Seçilen Metin —
○ ○ ○

Röportaj: Dursun Sivri - RisaleHaber
Giriş
Dr. Yasin Yılmaz, ilahiyat alanında ihtisas yapmış bir eğitimci. Özellikle çocuğun dini eğitimi üzerinde yoğunlaşan bir eğitimci. Çocuk eğitiminde okuldan önce ailelerin sorumluluğunun önemi üzerinde duruyor. Türkiye’de 28 Şubat sürecinde darbeci zihniyetin ilkokul beşinci sınıfından sonra ancak Kur’an kursuna gitmeyi yasa içine alması bilinçli din karşıtlığının sistematik yansıması olduğu anlaşılıyor. İlkokul beşinci sınıftan sonra temel dini bilgileri vermenin zorlukları olduğundan çocukların mânevi hayatını kaybetme tehlikesi baş gösteriyor.
İşte hem dini hem psikolojik temellere dayalı çocuk terbiyesinin nasıl olması gerektiğine dair önemli tespitler bulacaksınız bu sohbetimizde...
Hocam sizin “Çocuğa İman Öğretimi ve İbadet Eğitimi” konulu bir çalışmanız ve sunumuz var. Bu sunumda amaç nedir?
Bu bir projenin parçasıdır. Okulla velilere arasında ilgi ve iletişimi geliştirmek amacıyla birçok konuda velilere yönelik sunumlar hazırlanması bir proje çalışması olarak yapıldı. Özellikle dokuzuncu sınıf öğrencilerinin anne babalarına yönelik bir program hazırlandı ve sunum yapıldı. Din eğitiminin amacı ve temeli iman ve ibadet olmasından dolayı ben de konuyu seçtim. “Çocuğun İman ve İbadet Eğitimi” konulu Power Point formatında hazırladığım sunumu yaptık. Çok olumlu tepkiler aldık.
Hedef kitle veliler miydi?
Hedef kitle anne-babalar. Çünkü çocuğa ilk olarak iman ve ibadet eğitimini verenler onlar, anne-babalar. Öncelikle anne babaların kendilerini yetiştirmelerini ve çocuklara zaman ayırmalarını ısrarla istedik.
Çocuklarımız yalnız büyüyorlar. Çocuklar 2 veya 3 yaşından sonra anne-babadan ayrı yaşamaya başlıyor. Elhamdülillah ailelerin ekonomik durumu iyileşti. Çocuklarımıza tam donanımlı “çocuk odası” dayalı döşeli hazırlayıp tahsis ediyoruz. İstemediği kadar da oyuncak alıyoruz. Çocuğu odasına hapsediyoruz. Yalnızlık başlıyor.

○ ○ ○

Sorular ve Görevler —
a. Röportajın "Bu bir projenin" ifadesini içeren sözlerle açılıp "ayırmalarını ısrarla istedik." ile kapanan bölümünü olduğu gibi kopyalayın.
b. Röportaja göre şu soruları kısaca yanıtlayın:
(i) Dr. Yasin Yılmaz hangi alanda ihtisas yapmış?
(ii) Sunum özellikle hangi sınıftaki öğrencilerin anne babalarına yönelik hazırlanmış?
(iii) Çocuklar kaç yaşından sonra anne-babadan ayrı yaşamaya başlıyor?

Gösterilen Bilgiler —
○ ○ ○

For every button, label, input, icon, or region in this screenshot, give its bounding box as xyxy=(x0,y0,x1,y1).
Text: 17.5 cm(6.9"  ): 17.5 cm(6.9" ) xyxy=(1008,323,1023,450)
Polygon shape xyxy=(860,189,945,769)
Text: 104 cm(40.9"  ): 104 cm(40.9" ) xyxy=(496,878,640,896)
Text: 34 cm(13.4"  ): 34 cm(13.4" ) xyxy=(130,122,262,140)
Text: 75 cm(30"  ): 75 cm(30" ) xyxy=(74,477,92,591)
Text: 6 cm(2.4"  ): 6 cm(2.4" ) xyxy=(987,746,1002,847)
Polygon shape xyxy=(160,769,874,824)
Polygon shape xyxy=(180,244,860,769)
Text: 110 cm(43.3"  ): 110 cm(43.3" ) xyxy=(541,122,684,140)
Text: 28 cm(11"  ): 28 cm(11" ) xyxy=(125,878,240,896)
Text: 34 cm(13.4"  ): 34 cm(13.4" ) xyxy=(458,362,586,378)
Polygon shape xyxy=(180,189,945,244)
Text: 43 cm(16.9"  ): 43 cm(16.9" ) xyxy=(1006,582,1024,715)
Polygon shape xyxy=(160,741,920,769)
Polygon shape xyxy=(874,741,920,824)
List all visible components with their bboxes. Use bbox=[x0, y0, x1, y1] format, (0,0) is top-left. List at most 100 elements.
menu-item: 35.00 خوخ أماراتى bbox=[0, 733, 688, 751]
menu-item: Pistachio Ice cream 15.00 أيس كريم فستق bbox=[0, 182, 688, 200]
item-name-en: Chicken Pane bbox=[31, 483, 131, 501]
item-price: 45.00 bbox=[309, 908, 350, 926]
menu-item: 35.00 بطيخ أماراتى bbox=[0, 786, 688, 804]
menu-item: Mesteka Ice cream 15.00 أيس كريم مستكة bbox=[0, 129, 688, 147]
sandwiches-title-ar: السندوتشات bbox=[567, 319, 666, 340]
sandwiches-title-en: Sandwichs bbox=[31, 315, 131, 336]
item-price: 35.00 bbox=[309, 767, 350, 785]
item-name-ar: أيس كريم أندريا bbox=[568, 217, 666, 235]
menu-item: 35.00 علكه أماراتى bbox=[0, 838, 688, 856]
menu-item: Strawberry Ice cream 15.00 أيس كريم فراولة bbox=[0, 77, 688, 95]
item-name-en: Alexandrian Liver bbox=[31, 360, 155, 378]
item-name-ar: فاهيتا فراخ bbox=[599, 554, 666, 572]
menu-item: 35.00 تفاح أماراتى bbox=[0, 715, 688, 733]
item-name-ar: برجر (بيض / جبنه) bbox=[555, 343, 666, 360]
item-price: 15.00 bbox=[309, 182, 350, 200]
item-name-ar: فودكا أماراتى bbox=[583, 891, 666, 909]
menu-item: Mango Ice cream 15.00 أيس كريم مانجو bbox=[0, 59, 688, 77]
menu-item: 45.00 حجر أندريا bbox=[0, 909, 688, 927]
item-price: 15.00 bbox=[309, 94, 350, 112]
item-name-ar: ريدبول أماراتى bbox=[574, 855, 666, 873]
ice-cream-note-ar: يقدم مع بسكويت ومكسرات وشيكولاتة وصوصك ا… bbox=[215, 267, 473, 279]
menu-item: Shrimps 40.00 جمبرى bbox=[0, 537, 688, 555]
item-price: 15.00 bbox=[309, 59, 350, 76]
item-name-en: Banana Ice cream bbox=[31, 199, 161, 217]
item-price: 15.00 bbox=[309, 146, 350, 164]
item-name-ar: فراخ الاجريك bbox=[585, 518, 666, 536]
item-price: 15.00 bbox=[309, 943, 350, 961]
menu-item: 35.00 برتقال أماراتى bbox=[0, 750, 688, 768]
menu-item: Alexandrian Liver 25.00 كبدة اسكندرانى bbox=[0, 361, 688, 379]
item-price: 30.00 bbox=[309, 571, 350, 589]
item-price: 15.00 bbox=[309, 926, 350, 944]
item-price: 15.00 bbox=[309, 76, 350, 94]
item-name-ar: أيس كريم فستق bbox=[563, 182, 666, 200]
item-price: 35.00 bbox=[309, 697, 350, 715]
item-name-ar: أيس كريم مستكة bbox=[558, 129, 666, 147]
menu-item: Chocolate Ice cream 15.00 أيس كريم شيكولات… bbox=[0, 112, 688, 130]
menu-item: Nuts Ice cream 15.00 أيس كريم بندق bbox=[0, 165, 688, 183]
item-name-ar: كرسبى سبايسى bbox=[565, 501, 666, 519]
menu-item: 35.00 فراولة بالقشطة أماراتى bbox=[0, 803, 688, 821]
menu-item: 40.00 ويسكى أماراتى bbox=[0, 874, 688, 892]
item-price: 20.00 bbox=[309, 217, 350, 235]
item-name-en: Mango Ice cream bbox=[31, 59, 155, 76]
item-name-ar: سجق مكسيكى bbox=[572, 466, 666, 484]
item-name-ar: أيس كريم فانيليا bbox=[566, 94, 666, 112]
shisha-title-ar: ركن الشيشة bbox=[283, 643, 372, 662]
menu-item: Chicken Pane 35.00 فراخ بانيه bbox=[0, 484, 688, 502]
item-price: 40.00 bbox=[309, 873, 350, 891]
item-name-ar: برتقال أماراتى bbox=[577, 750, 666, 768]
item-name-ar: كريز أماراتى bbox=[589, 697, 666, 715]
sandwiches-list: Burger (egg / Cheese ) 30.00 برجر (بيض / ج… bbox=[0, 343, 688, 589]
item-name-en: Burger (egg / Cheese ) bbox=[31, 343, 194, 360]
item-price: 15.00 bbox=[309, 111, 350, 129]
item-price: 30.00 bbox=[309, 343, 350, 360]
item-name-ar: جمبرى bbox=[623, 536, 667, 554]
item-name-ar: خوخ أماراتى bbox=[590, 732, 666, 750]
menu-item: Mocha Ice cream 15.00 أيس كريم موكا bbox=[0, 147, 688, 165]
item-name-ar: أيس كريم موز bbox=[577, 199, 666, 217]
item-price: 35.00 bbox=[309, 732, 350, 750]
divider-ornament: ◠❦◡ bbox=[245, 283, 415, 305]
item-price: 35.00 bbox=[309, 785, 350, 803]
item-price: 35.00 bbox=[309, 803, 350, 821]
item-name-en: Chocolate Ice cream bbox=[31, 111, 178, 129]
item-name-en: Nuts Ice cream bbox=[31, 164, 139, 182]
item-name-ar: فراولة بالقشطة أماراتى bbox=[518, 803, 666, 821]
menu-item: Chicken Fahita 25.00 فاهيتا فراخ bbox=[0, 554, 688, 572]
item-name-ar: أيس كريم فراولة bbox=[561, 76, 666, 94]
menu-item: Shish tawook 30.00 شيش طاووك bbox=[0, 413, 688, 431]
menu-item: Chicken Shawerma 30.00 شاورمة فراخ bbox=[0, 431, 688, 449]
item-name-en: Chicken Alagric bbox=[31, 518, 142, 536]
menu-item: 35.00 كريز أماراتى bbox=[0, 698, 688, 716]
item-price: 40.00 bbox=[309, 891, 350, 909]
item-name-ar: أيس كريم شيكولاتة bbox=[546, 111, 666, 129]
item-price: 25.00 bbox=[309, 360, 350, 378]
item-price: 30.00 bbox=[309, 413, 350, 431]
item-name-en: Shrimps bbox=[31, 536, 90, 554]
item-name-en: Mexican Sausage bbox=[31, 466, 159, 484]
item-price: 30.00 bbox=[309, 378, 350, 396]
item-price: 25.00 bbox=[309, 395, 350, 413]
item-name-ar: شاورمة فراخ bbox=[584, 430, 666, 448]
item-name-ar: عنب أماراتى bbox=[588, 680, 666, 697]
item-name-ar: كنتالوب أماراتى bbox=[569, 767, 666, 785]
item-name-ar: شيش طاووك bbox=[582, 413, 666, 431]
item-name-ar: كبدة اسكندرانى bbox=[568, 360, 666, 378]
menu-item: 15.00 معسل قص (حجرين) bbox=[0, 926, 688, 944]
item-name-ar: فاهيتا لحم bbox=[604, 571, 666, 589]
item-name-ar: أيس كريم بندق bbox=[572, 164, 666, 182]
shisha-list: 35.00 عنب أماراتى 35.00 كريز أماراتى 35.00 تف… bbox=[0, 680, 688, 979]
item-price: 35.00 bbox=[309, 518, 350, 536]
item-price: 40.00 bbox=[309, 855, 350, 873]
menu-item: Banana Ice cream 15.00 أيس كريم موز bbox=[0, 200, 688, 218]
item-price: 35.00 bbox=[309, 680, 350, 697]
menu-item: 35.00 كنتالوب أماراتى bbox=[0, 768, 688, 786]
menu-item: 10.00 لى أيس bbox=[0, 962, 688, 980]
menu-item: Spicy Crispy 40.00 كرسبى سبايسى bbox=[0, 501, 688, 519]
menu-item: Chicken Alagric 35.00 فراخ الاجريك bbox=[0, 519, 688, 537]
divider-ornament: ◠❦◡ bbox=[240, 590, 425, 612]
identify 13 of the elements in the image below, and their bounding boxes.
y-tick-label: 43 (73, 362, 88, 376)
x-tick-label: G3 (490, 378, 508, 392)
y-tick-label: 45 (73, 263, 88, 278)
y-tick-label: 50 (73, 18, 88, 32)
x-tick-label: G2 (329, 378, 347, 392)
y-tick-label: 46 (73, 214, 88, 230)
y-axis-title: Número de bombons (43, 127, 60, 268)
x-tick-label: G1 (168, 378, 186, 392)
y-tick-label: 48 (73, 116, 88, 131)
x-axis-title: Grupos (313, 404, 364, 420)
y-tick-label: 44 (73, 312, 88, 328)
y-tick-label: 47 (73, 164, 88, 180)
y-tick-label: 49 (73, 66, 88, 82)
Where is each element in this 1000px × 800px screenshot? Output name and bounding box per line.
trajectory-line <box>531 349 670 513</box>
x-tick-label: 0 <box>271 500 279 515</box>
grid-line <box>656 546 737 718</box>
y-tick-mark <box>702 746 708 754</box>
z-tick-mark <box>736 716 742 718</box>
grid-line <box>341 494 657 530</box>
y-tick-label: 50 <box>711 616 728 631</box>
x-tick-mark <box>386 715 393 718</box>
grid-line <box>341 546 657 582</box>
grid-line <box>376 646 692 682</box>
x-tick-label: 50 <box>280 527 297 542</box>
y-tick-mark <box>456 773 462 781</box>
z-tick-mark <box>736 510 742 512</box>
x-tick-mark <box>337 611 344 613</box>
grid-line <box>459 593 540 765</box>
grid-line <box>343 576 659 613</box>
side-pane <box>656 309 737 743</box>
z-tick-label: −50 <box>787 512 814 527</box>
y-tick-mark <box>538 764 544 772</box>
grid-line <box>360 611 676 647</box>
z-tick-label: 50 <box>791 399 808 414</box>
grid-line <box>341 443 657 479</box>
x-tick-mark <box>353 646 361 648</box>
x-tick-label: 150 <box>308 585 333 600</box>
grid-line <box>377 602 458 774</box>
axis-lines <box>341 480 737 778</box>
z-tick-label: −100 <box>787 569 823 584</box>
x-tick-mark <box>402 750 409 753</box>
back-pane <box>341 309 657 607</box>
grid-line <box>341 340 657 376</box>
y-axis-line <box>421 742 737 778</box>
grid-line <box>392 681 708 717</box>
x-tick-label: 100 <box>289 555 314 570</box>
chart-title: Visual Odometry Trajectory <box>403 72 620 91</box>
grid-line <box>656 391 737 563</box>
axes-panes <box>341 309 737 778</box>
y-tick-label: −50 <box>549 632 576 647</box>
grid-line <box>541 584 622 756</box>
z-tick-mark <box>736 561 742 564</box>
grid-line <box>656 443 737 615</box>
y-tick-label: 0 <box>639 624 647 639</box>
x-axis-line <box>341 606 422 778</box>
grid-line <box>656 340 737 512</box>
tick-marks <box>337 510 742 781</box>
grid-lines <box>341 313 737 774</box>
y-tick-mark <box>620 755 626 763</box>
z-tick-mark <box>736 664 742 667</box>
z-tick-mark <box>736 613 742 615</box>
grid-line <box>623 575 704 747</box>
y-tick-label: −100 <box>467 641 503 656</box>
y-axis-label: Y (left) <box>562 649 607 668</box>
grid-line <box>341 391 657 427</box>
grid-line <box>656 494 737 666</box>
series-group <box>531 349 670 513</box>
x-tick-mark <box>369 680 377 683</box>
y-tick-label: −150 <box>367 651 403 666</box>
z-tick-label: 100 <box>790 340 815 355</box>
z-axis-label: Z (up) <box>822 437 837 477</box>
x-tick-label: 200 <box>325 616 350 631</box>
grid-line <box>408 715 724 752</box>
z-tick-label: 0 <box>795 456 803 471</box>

○ ○ ○

Sıralı Cevaplar —
a.
Bu bir projenin parçasıdır. Okulla velilere arasında ilgi ve iletişimi geliştirmek amacıyla birçok konuda velilere yönelik sunumlar hazırlanması bir proje çalışması olarak yapıldı. Özellikle dokuzuncu sınıf öğrencilerinin anne babalarına yönelik bir program hazırlandı ve sunum yapıldı. Din eğitiminin amacı ve temeli iman ve ibadet olmasından dolayı ben de konuyu seçtim. “Çocuğun İman ve İbadet Eğitimi” konulu Power Point formatında hazırladığım sunumu yaptık. Çok olumlu tepkiler aldık.
Hedef kitle veliler miydi?
Hedef kitle anne-babalar. Çünkü çocuğa ilk olarak iman ve ibadet eğitimini verenler onlar, anne-babalar. Öncelikle anne babaların kendilerini yetiştirmelerini ve çocuklara zaman ayırmalarını ısrarla istedik.

b.
(i) İlahiyat alanında.
(ii) Dokuzuncu sınıf öğrencilerinin.
(iii) 2 veya 3 yaşından sonra.